TASK INSTRUCTIONS |
Each record should be given again exactly as it appears, with no image included.

SUPPLIED ENTRIES START

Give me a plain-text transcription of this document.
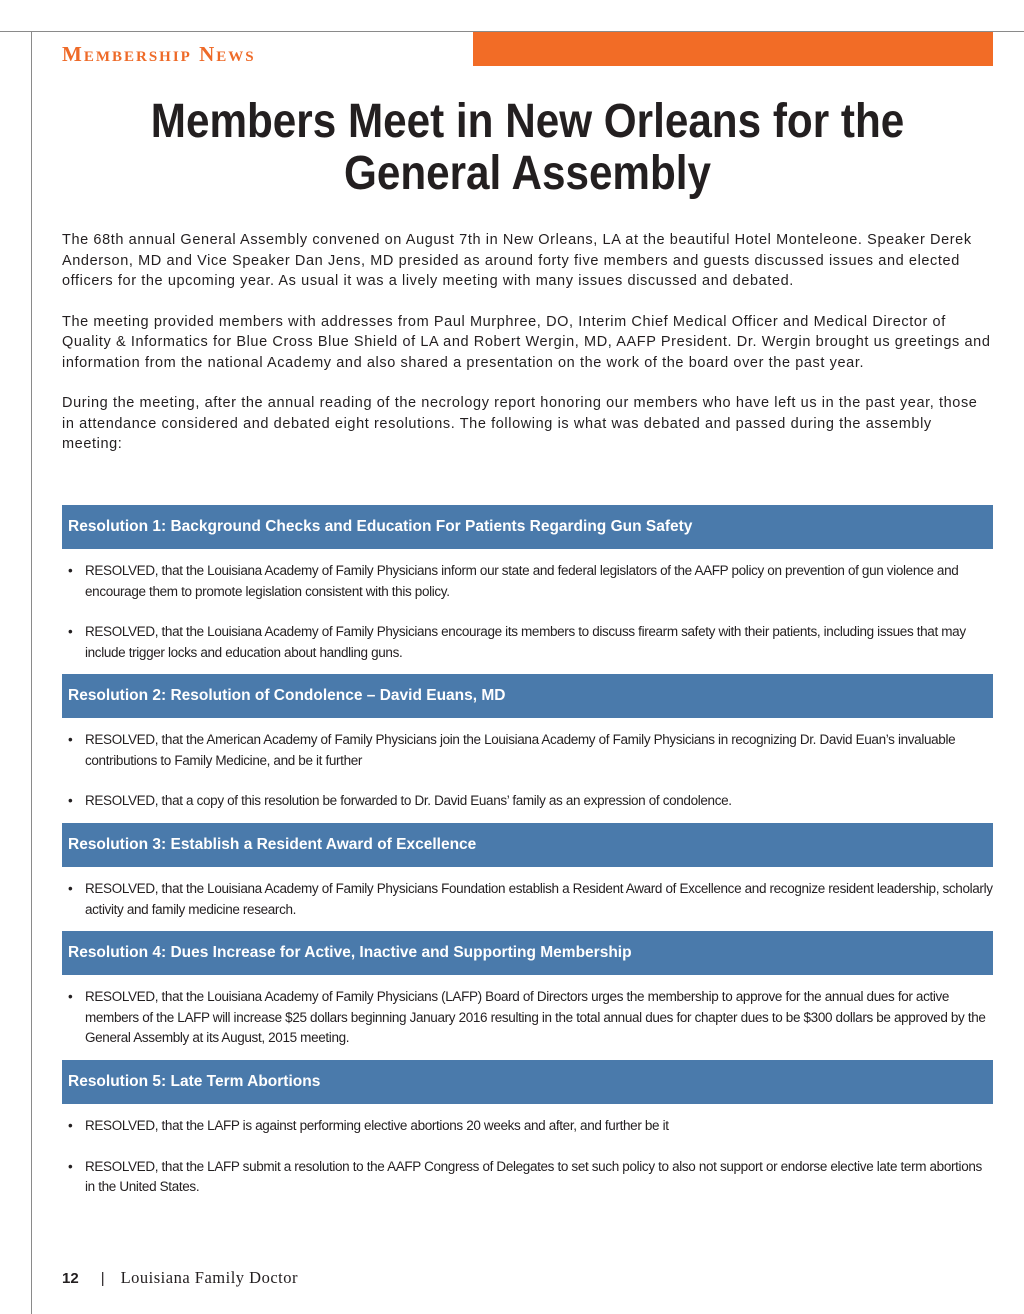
Membership News
Members Meet in New Orleans for the General Assembly

The 68th annual General Assembly convened on August 7th in New Orleans, LA at the beautiful Hotel Monteleone. Speaker Derek Anderson, MD and Vice Speaker Dan Jens, MD presided as around forty five members and guests discussed issues and elected officers for the upcoming year. As usual it was a lively meeting with many issues discussed and debated.

The meeting provided members with addresses from Paul Murphree, DO, Interim Chief Medical Officer and Medical Director of Quality & Informatics for Blue Cross Blue Shield of LA and Robert Wergin, MD, AAFP President. Dr. Wergin brought us greetings and information from the national Academy and also shared a presentation on the work of the board over the past year.

During the meeting, after the annual reading of the necrology report honoring our members who have left us in the past year, those in attendance considered and debated eight resolutions. The following is what was debated and passed during the assembly meeting:

Resolution 1: Background Checks and Education For Patients Regarding Gun Safety
• RESOLVED, that the Louisiana Academy of Family Physicians inform our state and federal legislators of the AAFP policy on prevention of gun violence and encourage them to promote legislation consistent with this policy.
• RESOLVED, that the Louisiana Academy of Family Physicians encourage its members to discuss firearm safety with their patients, including issues that may include trigger locks and education about handling guns.
Resolution 2: Resolution of Condolence – David Euans, MD
• RESOLVED, that the American Academy of Family Physicians join the Louisiana Academy of Family Physicians in recognizing Dr. David Euan’s invaluable contributions to Family Medicine, and be it further
• RESOLVED, that a copy of this resolution be forwarded to Dr. David Euans’ family as an expression of condolence.
Resolution 3: Establish a Resident Award of Excellence
• RESOLVED, that the Louisiana Academy of Family Physicians Foundation establish a Resident Award of Excellence and recognize resident leadership, scholarly activity and family medicine research.
Resolution 4: Dues Increase for Active, Inactive and Supporting Membership
• RESOLVED, that the Louisiana Academy of Family Physicians (LAFP) Board of Directors urges the membership to approve for the annual dues for active members of the LAFP will increase $25 dollars beginning January 2016 resulting in the total annual dues for chapter dues to be $300 dollars be approved by the General Assembly at its August, 2015 meeting.
Resolution 5: Late Term Abortions
• RESOLVED, that the LAFP is against performing elective abortions 20 weeks and after, and further be it
• RESOLVED, that the LAFP submit a resolution to the AAFP Congress of Delegates to set such policy to also not support or endorse elective late term abortions in the United States.
12 | Louisiana Family Doctor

SUPPLIED ENTRIES END

COMPLETED TASK |
Give me a plain-text transcription of this document.
Membership News
Members Meet in New Orleans for the General Assembly

The 68th annual General Assembly convened on August 7th in New Orleans, LA at the beautiful Hotel Monteleone. Speaker Derek Anderson, MD and Vice Speaker Dan Jens, MD presided as around forty five members and guests discussed issues and elected officers for the upcoming year. As usual it was a lively meeting with many issues discussed and debated.

The meeting provided members with addresses from Paul Murphree, DO, Interim Chief Medical Officer and Medical Director of Quality & Informatics for Blue Cross Blue Shield of LA and Robert Wergin, MD, AAFP President. Dr. Wergin brought us greetings and information from the national Academy and also shared a presentation on the work of the board over the past year.

During the meeting, after the annual reading of the necrology report honoring our members who have left us in the past year, those in attendance considered and debated eight resolutions. The following is what was debated and passed during the assembly meeting:

Resolution 1: Background Checks and Education For Patients Regarding Gun Safety
• RESOLVED, that the Louisiana Academy of Family Physicians inform our state and federal legislators of the AAFP policy on prevention of gun violence and encourage them to promote legislation consistent with this policy.
• RESOLVED, that the Louisiana Academy of Family Physicians encourage its members to discuss firearm safety with their patients, including issues that may include trigger locks and education about handling guns.
Resolution 2: Resolution of Condolence – David Euans, MD
• RESOLVED, that the American Academy of Family Physicians join the Louisiana Academy of Family Physicians in recognizing Dr. David Euan’s invaluable contributions to Family Medicine, and be it further
• RESOLVED, that a copy of this resolution be forwarded to Dr. David Euans’ family as an expression of condolence.
Resolution 3: Establish a Resident Award of Excellence
• RESOLVED, that the Louisiana Academy of Family Physicians Foundation establish a Resident Award of Excellence and recognize resident leadership, scholarly activity and family medicine research.
Resolution 4: Dues Increase for Active, Inactive and Supporting Membership
• RESOLVED, that the Louisiana Academy of Family Physicians (LAFP) Board of Directors urges the membership to approve for the annual dues for active members of the LAFP will increase $25 dollars beginning January 2016 resulting in the total annual dues for chapter dues to be $300 dollars be approved by the General Assembly at its August, 2015 meeting.
Resolution 5: Late Term Abortions
• RESOLVED, that the LAFP is against performing elective abortions 20 weeks and after, and further be it
• RESOLVED, that the LAFP submit a resolution to the AAFP Congress of Delegates to set such policy to also not support or endorse elective late term abortions in the United States.
12 | Louisiana Family Doctor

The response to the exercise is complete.